# Data for the task start
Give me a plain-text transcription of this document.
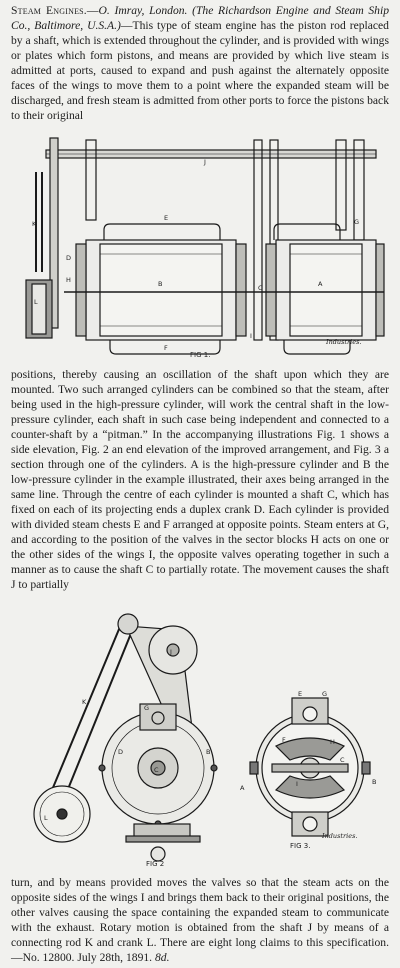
Steam Engines.—O. Imray, London. (The Richardson Engine and Steam Ship Co., Baltimore, U.S.A.)—This type of steam engine has the piston rod replaced by a shaft, which is extended throughout the cylinder, and is provided with wings or plates which form pistons, and means are provided by which live steam is admitted at ports, caused to expand and push against the alternately opposite faces of the wings to move them to a point where the expanded steam will be discharged, and fresh steam is admitted from other ports to force the pistons back to their original

J
K
E	G
D
H	B	A
C
L
F
I
Industries.
FIG 1.

positions, thereby causing an oscillation of the shaft upon which they are mounted. Two such arranged cylinders can be combined so that the steam, after being used in the high-pressure cylinder, will work the central shaft in the low-pressure cylinder, each shaft in such case being independent and connected to a counter-shaft by a “pitman.” In the accompanying illustrations Fig. 1 shows a side elevation, Fig. 2 an end elevation of the improved arrangement, and Fig. 3 a section through one of the cylinders. A is the high-pressure cylinder and B the low-pressure cylinder in the example illustrated, their axes being arranged in the same line. Through the centre of each cylinder is mounted a shaft C, which has fixed on each of its projecting ends a duplex crank D. Each cylinder is provided with divided steam chests E and F arranged at opposite points. Steam enters at G, and according to the position of the valves in the sector blocks H acts on one or the other sides of the wings I, the opposite valves operating together in such a manner as to cause the shaft C to partially rotate. The movement causes the shaft J to partially

J
K
C
D	B
L
G
FIG 2
E	G
H
F
C
I
A
B
Industries.
FIG 3.

turn, and by means provided moves the valves so that the steam acts on the opposite sides of the wings I and brings them back to their original positions, the other valves causing the space containing the expanded steam to communicate with the exhaust. Rotary motion is obtained from the shaft J by means of a connecting rod K and crank L. There are eight long claims to this specification.—No. 12800. July 28th, 1891. 8d.
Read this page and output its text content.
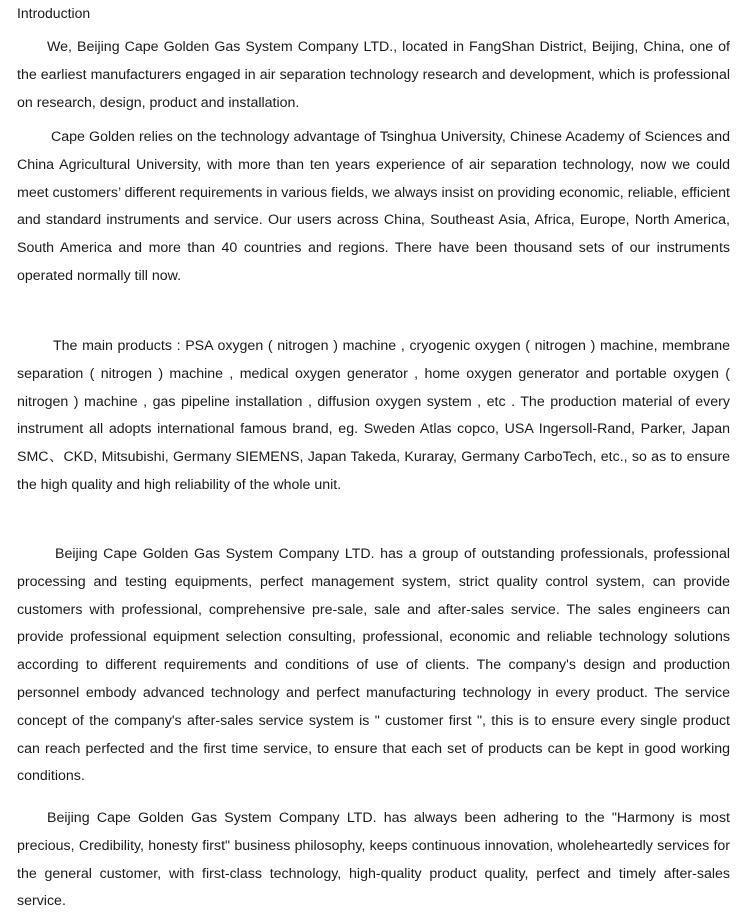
Introduction

We, Beijing Cape Golden Gas System Company LTD., located in FangShan District, Beijing, China, one of the earliest manufacturers engaged in air separation technology research and development, which is professional on research, design, product and installation.

Cape Golden relies on the technology advantage of Tsinghua University, Chinese Academy of Sciences and China Agricultural University, with more than ten years experience of air separation technology, now we could meet customers’ different requirements in various fields, we always insist on providing economic, reliable, efficient and standard instruments and service. Our users across China, Southeast Asia, Africa, Europe, North America, South America and more than 40 countries and regions. There have been thousand sets of our instruments operated normally till now.

The main products : PSA oxygen ( nitrogen ) machine , cryogenic oxygen ( nitrogen ) machine, membrane separation ( nitrogen ) machine , medical oxygen generator , home oxygen generator and portable oxygen ( nitrogen ) machine , gas pipeline installation , diffusion oxygen system , etc . The production material of every instrument all adopts international famous brand, eg. Sweden Atlas copco, USA Ingersoll-Rand, Parker, Japan SMC、CKD, Mitsubishi, Germany SIEMENS, Japan Takeda, Kuraray, Germany CarboTech, etc., so as to ensure the high quality and high reliability of the whole unit.

Beijing Cape Golden Gas System Company LTD. has a group of outstanding professionals, professional processing and testing equipments, perfect management system, strict quality control system, can provide customers with professional, comprehensive pre-sale, sale and after-sales service. The sales engineers can provide professional equipment selection consulting, professional, economic and reliable technology solutions according to different requirements and conditions of use of clients. The company's design and production personnel embody advanced technology and perfect manufacturing technology in every product. The service concept of the company's after-sales service system is " customer first ", this is to ensure every single product can reach perfected and the first time service, to ensure that each set of products can be kept in good working conditions.

Beijing Cape Golden Gas System Company LTD. has always been adhering to the "Harmony is most precious, Credibility, honesty first" business philosophy, keeps continuous innovation, wholeheartedly services for the general customer, with first-class technology, high-quality product quality, perfect and timely after-sales service.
# Data for the task end
- **Exercise aim**
Answer with one number: how many lines of the entries above include the word "text".

- **Task response**
2